### TASKS TO CARRY OUT
a. In the green revolution extract, who now heads the plant production division at the FAO in Rome?
b. Pick up the green revolution extract after its final sentence and keep writing.
BEGIN DOCUMENT EXTRACT
The original green revolution also required vast amounts of water for irrigation – a resource that is becoming scarcer because of climate change and the rapid growth of cities and industrial operations, particularly in the developing world.

Last, the 1960s improvements in seed technology achieved higher yields as well as an improved resistance to drought and insects. Scientists are approaching the limits of what they can do through natural techniques. The next step – the use of genetically modified (GM) organisms – faces strong opposition, particularly in Europe but also, for instance, in some African countries.

In short, the easy gains already have been made, except in Africa. Shivaji Pandey, who was involved in the first green revolution and now heads the plant production division at the FAO in Rome, says the world now needs a “smarter” green revolution. “We will need to increase farm production with less water and a more efficient use of fertilisers,” he says. Alexander Evans, a fellow at New York University’s Center on International Co-operation (CIC), says the key is making the green revolution “greener”. He argues: “It needs to be much more input-efficient.”

To do that, experts argue, water management should move from the relatively cheap flood irrigation widely used in south-east Asia to much more expensive sprinkler and drip systems. Those would require investments that developing countries could afford only with donor support, officials say. “Water will be a limiting factor,” says Adesina.
END DOCUMENT EXTRACT
BEGIN DATA PROVIDED
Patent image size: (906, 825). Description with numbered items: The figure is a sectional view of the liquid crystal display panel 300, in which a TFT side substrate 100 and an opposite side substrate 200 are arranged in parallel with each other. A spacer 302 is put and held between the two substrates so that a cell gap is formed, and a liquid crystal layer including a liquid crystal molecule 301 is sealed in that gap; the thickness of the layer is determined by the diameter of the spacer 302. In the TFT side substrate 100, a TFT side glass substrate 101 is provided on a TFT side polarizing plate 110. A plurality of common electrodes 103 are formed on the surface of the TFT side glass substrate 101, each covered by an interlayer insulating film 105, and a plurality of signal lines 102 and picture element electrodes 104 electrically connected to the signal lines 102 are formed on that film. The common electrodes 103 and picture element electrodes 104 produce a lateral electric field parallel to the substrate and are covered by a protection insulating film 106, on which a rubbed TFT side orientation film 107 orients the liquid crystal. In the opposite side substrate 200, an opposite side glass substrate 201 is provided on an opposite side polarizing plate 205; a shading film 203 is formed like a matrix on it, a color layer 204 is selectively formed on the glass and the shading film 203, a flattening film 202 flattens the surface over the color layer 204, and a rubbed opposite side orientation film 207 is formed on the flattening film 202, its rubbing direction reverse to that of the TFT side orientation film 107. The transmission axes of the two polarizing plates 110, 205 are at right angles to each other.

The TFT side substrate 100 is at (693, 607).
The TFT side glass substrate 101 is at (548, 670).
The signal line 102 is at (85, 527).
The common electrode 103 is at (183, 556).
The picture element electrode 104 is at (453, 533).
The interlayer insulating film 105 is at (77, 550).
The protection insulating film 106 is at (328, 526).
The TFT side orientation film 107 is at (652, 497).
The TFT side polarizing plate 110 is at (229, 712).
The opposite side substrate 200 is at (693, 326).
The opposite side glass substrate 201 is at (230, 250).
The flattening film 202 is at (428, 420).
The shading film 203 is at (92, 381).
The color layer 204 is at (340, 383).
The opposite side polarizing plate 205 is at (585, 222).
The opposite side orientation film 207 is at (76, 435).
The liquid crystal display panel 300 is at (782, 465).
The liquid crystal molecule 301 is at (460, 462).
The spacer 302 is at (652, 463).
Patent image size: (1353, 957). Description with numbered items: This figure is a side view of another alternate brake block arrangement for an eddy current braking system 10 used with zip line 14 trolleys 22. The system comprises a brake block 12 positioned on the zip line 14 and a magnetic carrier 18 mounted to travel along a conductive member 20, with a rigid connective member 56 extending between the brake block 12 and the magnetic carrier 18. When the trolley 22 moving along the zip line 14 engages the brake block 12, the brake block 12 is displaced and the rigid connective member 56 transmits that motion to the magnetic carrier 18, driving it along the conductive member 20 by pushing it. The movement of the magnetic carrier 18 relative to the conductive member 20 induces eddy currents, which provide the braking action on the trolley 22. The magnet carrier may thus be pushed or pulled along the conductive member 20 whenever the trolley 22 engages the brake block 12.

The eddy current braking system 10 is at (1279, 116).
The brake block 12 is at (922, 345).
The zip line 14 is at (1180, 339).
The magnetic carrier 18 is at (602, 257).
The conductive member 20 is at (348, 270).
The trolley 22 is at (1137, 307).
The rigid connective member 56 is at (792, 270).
END DATA PROVIDED
### RESULTS
a. Shivaji Pandey

b.
Fertilisers pose a bigger challenge. The FAO thinks it is possible to economise on their use, particularly in some south-east Asian countries, through programmes that educate farmers on how much they need to drop on their fields and when. But in the long term, experts say, fertiliser use will increase, particularly in Africa, meaning that donor countries probably would need to subsidise chemicals for poor countries.

Some experts, such as Tom Lumpkin, director of the International Wheat and Maize Improvement Center (CIMMYT) in El Batán, Mexico, add that countries will need to reconsider their opposition to genetically modified organisms in the light of the crisis. “We need science to come back to farming,” Lumpkin says.

Already 100 million hectares, or about 8% of the world’s cultivated land, are sown with genetically modified organisms. The technology’s supporters, such as the United States and Brazil, are likely to press their point ever more firmly that embracing GM crops could help resolve the problem. Gaddi Vasquez, the US representative to the FAO in Rome, says that to increase crop yields, “one of the most promising ways is through GM”.

The World Bank said this year that agriculture was poised for another technological revolution, this time using the tools of biotechnology. “But there is considerable uncertainty about whether this revolution will become a reality for food production in the developing world because of low public investment in these technologies and controversies over their possible risks,” it warned.

On top of the problems with seeds, fertilisers and irrigation, the political climate today is less conducive to massive cash transfers from the rich to the developing world. No one now fears a communist takeover; the investment required would have to come as a simple attempt to improve the lives of millions.

Whatever the course that policymakers chart, officials and experts agree that the world needs to move fast to ease the crisis – and to prevent another in a few years. The OECD and FAO said in May, in their joint Agricultural Outlook 2008-2017, that public and private investments in innovation and increasing farm productivity “would greatly improve supply prospects by helping to broaden the production base and lessen the chance of recurring commodity price spikes”.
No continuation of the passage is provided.